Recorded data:
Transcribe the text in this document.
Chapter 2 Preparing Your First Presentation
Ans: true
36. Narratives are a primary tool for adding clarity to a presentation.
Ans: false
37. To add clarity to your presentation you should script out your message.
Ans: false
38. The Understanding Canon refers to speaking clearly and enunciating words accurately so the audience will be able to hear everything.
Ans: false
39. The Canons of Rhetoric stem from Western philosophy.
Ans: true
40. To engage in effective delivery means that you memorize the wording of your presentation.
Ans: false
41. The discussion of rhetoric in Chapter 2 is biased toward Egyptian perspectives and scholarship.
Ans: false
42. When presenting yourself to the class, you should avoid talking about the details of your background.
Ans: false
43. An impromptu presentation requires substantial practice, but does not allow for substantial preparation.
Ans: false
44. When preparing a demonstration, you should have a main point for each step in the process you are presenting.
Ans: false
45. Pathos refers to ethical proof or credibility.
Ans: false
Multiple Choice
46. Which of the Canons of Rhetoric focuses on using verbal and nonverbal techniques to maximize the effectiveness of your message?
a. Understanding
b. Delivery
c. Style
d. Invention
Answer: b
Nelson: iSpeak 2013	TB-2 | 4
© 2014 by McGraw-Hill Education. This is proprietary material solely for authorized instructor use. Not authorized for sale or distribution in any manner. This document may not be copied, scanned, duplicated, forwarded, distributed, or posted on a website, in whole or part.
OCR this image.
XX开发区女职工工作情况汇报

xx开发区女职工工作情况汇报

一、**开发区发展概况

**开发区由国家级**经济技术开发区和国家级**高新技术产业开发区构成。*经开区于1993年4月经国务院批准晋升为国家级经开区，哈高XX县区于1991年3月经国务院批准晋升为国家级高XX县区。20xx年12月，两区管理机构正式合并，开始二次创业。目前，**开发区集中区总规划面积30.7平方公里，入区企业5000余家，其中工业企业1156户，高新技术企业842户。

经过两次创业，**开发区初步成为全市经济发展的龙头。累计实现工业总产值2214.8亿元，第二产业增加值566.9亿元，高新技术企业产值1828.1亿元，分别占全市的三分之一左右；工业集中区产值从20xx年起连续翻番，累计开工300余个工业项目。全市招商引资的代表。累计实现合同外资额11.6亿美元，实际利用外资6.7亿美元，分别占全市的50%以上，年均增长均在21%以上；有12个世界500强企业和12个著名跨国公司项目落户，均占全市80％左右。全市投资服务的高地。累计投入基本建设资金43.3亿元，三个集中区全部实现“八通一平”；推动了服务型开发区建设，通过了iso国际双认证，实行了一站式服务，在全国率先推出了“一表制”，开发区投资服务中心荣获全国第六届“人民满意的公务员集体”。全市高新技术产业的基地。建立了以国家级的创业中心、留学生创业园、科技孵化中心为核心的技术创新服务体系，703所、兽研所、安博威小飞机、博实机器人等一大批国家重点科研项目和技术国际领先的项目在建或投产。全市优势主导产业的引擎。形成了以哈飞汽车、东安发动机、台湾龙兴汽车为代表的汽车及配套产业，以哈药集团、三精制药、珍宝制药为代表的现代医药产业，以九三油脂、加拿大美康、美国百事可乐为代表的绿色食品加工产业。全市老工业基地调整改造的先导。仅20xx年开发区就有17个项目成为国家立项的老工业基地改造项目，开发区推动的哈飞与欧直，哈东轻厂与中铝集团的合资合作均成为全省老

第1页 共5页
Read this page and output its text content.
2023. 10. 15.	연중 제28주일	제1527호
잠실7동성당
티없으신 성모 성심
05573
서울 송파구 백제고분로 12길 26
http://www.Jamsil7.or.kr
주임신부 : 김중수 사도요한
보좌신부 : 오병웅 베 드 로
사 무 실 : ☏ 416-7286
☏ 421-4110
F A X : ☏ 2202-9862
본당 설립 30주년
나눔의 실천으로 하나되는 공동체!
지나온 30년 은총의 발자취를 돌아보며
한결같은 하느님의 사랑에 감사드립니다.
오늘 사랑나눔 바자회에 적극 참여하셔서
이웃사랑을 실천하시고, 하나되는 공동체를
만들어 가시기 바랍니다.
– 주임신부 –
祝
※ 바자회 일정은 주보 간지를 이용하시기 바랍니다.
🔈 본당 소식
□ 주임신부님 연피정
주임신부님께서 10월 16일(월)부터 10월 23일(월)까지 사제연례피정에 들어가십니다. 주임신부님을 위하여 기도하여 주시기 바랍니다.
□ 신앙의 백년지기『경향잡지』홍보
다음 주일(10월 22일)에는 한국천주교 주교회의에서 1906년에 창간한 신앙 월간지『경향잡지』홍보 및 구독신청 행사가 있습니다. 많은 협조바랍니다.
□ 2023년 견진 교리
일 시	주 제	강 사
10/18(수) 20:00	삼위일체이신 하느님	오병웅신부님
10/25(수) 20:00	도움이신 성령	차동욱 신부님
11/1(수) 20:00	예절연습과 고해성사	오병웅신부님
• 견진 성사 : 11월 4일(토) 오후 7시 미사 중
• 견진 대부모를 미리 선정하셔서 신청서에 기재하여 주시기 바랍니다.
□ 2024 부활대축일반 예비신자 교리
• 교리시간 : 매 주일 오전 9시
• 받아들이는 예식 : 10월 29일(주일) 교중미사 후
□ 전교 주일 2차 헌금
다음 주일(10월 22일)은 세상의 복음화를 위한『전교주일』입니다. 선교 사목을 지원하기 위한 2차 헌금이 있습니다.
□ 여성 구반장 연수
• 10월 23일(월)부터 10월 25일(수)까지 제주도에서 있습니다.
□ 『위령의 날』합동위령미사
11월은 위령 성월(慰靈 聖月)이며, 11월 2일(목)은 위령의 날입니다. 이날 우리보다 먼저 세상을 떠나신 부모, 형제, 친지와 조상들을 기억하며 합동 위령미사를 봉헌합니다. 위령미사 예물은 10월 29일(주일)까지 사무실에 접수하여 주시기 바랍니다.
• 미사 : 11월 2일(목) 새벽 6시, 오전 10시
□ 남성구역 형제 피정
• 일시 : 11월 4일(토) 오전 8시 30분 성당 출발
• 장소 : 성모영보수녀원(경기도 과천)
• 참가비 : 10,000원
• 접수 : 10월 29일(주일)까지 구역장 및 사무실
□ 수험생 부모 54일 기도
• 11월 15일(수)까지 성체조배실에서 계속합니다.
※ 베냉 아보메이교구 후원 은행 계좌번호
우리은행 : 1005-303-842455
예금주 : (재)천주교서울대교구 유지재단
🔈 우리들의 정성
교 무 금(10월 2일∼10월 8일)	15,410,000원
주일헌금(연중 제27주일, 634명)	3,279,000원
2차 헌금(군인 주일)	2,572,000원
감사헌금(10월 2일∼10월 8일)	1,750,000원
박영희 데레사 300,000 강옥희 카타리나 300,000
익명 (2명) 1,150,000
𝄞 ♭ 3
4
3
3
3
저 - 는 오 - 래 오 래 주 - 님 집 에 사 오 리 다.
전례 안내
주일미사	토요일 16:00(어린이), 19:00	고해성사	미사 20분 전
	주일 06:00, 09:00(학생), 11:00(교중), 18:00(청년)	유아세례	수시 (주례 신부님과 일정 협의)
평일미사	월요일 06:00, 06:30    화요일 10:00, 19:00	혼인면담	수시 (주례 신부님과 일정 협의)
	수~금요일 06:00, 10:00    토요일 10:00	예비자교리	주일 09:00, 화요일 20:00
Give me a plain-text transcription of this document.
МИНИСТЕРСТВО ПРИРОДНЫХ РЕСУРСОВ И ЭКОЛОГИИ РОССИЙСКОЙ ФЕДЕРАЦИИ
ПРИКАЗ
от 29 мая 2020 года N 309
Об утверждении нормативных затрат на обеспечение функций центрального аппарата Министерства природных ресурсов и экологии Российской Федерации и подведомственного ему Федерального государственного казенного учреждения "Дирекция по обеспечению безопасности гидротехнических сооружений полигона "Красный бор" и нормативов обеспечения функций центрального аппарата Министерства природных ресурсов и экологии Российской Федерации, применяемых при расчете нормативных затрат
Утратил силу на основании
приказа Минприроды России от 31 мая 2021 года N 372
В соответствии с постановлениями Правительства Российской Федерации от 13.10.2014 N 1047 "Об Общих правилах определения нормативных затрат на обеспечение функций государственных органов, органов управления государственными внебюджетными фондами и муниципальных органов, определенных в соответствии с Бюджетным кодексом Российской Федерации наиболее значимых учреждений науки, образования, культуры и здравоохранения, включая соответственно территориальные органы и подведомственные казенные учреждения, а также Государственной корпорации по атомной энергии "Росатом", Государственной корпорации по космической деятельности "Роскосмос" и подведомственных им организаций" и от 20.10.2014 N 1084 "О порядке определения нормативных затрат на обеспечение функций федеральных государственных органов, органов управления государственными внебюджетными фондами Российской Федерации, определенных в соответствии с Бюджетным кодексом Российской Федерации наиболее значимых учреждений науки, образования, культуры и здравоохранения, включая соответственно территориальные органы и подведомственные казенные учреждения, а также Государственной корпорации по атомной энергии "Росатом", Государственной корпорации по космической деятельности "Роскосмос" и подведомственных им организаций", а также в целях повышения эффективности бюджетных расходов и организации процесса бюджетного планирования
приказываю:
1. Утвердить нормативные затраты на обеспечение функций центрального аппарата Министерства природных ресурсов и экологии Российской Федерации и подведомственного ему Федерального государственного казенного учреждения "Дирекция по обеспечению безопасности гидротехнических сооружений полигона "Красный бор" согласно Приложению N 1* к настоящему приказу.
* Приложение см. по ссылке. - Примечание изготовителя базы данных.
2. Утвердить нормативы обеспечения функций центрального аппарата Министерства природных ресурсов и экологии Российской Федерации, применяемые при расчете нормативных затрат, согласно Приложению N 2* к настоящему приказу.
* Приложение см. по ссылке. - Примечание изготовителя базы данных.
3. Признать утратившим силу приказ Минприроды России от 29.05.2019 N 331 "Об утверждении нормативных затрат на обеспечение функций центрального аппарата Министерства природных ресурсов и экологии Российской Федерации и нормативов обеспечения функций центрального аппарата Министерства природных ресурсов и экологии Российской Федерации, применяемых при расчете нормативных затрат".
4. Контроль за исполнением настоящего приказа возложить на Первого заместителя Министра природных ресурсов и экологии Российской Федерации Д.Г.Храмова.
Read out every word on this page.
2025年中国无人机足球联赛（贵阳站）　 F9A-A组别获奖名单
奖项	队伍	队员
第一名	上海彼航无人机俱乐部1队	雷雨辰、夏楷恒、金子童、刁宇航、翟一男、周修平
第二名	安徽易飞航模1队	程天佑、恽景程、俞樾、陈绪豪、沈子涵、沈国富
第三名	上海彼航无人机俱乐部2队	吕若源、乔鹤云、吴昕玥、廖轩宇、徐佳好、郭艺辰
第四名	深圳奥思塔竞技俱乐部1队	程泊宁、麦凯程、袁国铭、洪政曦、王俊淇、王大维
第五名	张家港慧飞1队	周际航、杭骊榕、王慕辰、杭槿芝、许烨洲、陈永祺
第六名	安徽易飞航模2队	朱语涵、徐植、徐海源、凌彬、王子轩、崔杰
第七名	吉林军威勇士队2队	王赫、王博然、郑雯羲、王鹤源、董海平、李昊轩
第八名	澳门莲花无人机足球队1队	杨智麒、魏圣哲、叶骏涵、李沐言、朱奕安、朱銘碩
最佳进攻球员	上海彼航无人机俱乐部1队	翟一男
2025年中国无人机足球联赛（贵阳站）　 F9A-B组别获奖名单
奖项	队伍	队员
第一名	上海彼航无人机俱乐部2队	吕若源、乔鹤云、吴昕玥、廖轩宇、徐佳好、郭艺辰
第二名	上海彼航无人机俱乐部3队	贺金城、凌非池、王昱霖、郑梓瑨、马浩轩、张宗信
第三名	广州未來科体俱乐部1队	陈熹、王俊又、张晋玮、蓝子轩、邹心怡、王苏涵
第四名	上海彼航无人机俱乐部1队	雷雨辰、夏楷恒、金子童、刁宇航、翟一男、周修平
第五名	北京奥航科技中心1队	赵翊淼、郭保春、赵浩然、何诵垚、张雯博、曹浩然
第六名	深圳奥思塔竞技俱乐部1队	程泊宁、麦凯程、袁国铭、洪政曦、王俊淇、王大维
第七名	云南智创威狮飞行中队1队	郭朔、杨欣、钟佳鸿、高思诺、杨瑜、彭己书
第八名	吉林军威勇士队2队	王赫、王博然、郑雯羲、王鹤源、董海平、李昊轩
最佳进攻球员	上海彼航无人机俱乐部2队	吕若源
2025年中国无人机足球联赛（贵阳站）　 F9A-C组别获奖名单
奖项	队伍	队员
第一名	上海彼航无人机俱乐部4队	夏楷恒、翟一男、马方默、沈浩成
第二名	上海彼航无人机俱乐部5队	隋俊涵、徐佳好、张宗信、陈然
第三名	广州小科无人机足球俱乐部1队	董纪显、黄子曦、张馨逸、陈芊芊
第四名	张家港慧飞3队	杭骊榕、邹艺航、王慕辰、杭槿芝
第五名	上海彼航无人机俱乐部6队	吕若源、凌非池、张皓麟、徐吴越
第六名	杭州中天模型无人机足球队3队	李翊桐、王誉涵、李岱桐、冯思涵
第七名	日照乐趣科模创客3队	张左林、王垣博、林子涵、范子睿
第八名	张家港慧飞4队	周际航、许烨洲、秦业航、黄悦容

THE REQUEST: Search the data for "page". Copy every line that has it.

SOLUTION TO THE PROBLEM:
Read this page and output its text content.
Read out every word on this page.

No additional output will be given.